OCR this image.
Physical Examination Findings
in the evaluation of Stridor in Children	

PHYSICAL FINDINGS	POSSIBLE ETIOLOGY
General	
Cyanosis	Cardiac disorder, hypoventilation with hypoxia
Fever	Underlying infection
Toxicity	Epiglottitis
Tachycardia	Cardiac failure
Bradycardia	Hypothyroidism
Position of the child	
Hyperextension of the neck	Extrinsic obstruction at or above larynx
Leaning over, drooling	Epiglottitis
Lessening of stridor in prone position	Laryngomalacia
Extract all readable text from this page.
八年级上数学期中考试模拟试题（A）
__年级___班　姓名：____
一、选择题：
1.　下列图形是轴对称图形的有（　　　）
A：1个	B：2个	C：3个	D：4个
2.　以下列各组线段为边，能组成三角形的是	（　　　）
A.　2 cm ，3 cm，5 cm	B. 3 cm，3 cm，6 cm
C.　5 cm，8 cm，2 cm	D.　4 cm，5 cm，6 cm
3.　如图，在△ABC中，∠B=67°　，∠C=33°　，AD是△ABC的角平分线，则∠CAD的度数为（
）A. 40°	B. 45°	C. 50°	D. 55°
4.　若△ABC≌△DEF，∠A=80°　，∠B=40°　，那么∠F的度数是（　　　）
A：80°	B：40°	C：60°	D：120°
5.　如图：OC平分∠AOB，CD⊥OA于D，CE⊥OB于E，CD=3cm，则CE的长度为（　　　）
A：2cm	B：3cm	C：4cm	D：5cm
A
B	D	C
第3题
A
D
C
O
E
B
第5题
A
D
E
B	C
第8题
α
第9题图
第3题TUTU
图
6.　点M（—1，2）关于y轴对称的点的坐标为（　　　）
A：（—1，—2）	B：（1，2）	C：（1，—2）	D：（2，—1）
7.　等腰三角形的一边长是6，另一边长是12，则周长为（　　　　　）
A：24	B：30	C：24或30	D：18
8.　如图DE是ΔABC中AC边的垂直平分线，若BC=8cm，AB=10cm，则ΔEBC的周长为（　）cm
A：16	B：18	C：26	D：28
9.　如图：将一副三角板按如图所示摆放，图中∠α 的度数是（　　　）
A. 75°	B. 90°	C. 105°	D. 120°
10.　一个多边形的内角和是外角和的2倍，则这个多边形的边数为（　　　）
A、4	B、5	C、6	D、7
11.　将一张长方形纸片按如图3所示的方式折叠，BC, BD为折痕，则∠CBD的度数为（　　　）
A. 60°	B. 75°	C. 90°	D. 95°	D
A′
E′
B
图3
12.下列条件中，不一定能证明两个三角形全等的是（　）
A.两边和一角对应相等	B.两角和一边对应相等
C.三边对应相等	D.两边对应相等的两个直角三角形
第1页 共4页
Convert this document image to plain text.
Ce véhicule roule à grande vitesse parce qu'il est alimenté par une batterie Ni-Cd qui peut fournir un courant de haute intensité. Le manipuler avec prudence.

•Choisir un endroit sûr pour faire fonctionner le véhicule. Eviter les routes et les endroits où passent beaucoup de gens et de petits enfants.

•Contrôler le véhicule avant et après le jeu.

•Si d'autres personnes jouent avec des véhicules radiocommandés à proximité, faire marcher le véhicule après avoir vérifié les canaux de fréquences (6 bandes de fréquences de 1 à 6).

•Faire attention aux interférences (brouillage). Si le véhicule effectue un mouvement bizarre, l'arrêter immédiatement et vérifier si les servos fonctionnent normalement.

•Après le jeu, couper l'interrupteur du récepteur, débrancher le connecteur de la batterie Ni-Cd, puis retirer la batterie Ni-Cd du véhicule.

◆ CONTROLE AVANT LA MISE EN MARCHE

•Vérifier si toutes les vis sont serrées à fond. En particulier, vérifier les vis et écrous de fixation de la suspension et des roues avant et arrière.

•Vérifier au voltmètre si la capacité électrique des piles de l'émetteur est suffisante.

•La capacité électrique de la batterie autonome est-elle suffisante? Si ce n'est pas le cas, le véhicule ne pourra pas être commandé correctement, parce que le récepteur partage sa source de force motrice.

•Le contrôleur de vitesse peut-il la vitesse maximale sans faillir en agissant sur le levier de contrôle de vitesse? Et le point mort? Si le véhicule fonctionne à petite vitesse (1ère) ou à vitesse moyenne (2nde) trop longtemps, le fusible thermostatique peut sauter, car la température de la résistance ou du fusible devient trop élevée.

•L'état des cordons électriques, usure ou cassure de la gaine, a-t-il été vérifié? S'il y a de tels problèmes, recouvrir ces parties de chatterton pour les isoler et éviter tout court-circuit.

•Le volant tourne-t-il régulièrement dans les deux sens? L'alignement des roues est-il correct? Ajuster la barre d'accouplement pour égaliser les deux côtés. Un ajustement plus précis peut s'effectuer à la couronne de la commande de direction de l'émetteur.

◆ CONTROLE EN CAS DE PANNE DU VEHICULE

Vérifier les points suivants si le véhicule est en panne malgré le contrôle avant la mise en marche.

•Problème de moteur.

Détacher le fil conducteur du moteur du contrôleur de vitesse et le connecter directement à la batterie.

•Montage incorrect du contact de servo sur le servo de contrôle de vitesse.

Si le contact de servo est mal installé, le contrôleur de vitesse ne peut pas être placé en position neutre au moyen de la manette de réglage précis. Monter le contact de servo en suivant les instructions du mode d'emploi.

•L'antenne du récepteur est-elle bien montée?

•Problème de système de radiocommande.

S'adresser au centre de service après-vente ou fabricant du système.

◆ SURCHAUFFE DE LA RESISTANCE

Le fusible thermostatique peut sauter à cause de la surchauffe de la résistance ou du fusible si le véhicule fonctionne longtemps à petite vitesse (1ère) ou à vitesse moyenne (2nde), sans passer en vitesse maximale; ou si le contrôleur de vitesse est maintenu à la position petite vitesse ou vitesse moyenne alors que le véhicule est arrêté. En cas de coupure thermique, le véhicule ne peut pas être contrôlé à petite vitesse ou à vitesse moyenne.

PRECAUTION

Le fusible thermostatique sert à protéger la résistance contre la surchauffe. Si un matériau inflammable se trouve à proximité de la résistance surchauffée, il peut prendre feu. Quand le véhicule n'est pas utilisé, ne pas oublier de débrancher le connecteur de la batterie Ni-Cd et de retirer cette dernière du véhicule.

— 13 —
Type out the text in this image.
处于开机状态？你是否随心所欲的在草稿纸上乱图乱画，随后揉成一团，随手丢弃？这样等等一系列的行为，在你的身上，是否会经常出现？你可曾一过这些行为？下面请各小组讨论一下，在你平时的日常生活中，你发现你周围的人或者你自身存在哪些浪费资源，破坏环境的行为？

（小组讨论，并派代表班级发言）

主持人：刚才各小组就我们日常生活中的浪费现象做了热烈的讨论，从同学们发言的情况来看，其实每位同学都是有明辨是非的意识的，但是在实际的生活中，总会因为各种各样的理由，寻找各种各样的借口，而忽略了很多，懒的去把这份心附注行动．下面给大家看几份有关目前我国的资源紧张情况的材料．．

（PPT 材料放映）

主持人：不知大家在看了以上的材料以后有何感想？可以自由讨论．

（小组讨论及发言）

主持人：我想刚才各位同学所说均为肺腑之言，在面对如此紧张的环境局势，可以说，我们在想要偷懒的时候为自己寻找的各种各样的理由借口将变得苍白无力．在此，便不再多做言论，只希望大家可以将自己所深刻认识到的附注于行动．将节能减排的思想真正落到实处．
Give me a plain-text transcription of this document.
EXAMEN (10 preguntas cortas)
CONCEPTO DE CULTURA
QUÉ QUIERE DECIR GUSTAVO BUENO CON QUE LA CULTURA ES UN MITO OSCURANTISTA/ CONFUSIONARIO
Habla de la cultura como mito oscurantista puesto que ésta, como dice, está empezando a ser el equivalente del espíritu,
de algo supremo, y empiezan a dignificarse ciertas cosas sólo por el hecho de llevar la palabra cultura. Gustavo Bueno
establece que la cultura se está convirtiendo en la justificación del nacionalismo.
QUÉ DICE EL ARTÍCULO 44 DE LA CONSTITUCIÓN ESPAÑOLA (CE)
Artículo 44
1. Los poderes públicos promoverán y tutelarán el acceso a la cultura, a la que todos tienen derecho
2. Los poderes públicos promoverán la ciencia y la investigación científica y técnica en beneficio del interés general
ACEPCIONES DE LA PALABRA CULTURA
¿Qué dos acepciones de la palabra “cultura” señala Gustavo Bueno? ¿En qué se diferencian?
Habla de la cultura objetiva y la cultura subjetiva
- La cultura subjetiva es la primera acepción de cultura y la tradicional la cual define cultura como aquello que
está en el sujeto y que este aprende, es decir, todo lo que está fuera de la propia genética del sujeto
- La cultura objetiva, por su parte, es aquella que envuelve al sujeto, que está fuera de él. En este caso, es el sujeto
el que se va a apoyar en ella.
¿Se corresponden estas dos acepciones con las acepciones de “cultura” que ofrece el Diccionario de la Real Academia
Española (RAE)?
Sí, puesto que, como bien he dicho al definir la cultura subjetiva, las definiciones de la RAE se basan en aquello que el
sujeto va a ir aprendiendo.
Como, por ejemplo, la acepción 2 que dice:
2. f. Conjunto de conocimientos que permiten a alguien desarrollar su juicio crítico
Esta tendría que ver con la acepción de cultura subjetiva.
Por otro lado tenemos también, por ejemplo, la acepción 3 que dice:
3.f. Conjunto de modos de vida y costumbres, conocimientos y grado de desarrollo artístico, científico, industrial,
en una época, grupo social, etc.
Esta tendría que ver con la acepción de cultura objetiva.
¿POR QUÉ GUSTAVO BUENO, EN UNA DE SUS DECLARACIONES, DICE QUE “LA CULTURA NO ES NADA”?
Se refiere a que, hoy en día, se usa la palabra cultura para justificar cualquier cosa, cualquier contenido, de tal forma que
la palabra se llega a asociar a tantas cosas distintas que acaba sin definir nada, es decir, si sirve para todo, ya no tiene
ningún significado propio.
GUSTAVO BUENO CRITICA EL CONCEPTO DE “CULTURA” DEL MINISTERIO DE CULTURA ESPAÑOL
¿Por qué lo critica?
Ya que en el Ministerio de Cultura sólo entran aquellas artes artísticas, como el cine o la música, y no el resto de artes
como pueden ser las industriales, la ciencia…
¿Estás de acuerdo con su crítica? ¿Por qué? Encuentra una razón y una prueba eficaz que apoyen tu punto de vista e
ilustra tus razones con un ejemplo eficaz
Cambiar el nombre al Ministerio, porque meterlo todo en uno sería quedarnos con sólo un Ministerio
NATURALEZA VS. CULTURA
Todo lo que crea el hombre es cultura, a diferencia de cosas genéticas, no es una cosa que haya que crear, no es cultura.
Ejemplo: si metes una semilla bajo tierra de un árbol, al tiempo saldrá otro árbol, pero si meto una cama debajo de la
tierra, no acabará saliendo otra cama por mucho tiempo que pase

:: REQUIRED TASK ::
Filter the records for lines holding the string "poderes". Copy each one.

:: RESULT ::
1. Los poderes públicos promoverán y tutelarán el acceso a la cultura, a la que todos tienen derecho
2. Los poderes públicos promoverán la ciencia y la investigación científica y técnica en beneficio del interés general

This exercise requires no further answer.